- WHAT TO DO:
Check every line below for the string "highlight", and copy the lines that contain it.

****************************************

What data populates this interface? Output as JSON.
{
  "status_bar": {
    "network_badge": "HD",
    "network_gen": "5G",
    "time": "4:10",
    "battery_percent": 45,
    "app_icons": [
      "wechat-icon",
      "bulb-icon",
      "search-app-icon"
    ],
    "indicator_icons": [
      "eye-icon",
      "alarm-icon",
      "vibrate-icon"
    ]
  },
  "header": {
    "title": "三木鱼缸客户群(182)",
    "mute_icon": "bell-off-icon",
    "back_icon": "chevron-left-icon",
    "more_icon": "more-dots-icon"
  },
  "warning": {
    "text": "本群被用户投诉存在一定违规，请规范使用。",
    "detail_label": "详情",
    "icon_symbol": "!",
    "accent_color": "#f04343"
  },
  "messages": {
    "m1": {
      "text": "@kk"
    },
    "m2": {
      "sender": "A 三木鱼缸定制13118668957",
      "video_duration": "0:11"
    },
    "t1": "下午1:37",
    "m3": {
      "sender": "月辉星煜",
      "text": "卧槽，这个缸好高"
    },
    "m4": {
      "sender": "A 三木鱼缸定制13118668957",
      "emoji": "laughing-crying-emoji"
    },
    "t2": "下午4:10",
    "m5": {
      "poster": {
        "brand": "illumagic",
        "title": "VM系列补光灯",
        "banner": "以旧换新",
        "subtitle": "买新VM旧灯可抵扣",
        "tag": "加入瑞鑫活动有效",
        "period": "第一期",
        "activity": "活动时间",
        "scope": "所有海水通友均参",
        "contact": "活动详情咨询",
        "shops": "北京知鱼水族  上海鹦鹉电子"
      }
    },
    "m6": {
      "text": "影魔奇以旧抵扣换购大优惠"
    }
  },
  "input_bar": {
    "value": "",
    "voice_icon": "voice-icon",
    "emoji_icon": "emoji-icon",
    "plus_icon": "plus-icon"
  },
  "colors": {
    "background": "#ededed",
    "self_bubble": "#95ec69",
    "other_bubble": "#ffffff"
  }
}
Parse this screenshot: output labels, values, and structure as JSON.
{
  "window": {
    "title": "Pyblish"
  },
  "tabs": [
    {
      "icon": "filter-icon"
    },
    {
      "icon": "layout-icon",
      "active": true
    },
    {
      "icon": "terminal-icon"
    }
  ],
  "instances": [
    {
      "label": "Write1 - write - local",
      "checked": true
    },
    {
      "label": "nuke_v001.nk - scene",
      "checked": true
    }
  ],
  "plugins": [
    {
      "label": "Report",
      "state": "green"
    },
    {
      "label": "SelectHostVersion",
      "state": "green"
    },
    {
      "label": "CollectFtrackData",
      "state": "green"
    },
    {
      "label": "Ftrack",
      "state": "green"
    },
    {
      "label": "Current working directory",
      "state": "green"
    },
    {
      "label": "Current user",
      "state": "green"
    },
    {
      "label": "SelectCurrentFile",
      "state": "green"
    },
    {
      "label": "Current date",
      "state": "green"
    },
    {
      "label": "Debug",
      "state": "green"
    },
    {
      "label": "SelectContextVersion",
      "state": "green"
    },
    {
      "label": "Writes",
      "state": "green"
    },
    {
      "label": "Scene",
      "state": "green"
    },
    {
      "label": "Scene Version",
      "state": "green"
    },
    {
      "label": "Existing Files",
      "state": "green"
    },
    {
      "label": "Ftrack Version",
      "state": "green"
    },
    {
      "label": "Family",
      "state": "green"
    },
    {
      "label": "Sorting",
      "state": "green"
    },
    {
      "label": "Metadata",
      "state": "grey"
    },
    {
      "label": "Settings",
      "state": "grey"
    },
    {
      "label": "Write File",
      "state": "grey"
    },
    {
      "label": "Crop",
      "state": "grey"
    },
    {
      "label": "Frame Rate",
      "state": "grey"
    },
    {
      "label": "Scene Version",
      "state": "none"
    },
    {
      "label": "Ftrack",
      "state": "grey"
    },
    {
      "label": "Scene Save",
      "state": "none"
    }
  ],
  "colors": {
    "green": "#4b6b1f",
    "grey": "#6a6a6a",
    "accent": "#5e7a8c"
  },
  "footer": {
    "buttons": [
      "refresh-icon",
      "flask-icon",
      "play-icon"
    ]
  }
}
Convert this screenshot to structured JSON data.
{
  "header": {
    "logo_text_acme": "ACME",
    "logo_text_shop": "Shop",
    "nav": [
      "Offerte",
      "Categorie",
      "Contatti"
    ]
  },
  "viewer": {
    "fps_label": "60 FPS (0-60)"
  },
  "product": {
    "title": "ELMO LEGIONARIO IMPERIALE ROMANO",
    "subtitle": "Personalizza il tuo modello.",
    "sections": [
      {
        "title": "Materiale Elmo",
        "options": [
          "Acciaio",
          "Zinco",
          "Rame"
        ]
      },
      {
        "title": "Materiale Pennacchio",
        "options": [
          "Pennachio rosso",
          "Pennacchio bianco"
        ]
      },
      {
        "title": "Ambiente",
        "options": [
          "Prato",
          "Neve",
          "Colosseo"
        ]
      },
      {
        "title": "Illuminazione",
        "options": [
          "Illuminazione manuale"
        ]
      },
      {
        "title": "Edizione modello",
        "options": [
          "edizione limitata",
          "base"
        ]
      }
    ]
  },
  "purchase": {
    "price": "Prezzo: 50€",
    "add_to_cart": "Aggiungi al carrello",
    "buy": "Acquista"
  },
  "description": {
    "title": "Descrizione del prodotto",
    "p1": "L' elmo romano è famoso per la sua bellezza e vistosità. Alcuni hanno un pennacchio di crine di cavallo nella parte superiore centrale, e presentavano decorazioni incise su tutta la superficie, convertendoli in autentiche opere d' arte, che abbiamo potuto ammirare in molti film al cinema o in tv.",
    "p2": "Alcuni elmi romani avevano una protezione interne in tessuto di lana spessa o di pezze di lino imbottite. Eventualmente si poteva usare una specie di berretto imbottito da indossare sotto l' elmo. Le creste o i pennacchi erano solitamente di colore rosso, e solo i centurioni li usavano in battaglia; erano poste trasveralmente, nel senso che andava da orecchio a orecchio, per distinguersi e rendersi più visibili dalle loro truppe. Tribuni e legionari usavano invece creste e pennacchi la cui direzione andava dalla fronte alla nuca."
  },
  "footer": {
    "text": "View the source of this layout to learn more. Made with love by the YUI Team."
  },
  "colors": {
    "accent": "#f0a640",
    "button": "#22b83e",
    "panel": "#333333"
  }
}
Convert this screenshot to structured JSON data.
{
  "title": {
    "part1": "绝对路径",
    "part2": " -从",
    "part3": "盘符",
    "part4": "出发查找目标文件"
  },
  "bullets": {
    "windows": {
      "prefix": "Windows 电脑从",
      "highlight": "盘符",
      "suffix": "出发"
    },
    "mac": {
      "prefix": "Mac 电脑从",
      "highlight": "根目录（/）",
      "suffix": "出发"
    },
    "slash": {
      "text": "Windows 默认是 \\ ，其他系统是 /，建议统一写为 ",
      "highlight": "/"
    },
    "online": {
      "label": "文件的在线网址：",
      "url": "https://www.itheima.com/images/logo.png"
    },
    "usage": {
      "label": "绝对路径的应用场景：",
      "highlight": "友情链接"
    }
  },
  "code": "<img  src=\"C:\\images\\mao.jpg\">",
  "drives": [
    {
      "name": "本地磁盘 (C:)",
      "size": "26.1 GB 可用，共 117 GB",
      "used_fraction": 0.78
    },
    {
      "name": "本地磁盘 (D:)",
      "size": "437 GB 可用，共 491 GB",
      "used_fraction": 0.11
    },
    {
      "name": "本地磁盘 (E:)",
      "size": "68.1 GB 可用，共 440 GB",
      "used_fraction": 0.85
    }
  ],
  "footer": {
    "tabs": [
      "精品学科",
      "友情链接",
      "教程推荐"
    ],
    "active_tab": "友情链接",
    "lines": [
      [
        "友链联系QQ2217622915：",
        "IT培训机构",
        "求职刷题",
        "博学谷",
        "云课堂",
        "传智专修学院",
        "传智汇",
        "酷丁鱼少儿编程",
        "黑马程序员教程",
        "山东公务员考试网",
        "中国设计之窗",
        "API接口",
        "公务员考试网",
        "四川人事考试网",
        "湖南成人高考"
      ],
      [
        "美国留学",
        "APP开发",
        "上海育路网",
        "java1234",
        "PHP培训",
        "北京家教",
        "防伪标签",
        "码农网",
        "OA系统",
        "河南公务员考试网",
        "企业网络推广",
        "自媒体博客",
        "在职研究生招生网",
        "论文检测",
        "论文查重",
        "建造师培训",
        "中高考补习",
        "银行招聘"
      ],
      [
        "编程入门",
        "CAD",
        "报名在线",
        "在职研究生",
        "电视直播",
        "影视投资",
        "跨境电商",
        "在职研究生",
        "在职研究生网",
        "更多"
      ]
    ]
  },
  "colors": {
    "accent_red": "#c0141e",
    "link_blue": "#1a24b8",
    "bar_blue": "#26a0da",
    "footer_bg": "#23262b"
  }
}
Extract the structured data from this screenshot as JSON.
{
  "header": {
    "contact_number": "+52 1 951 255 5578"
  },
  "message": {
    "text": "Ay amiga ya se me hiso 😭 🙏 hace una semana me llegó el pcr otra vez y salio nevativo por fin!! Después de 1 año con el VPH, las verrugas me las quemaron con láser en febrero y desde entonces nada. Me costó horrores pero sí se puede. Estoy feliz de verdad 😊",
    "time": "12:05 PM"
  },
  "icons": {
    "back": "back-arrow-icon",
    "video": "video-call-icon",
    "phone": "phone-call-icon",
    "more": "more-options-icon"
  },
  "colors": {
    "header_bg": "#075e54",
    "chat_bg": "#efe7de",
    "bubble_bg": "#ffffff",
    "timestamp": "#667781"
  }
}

****************************************

- SOLUTION FOR THIS TASK:
      "highlight": "盘符",
      "highlight": "根目录（/）",
      "highlight": "/"
      "highlight": "友情链接"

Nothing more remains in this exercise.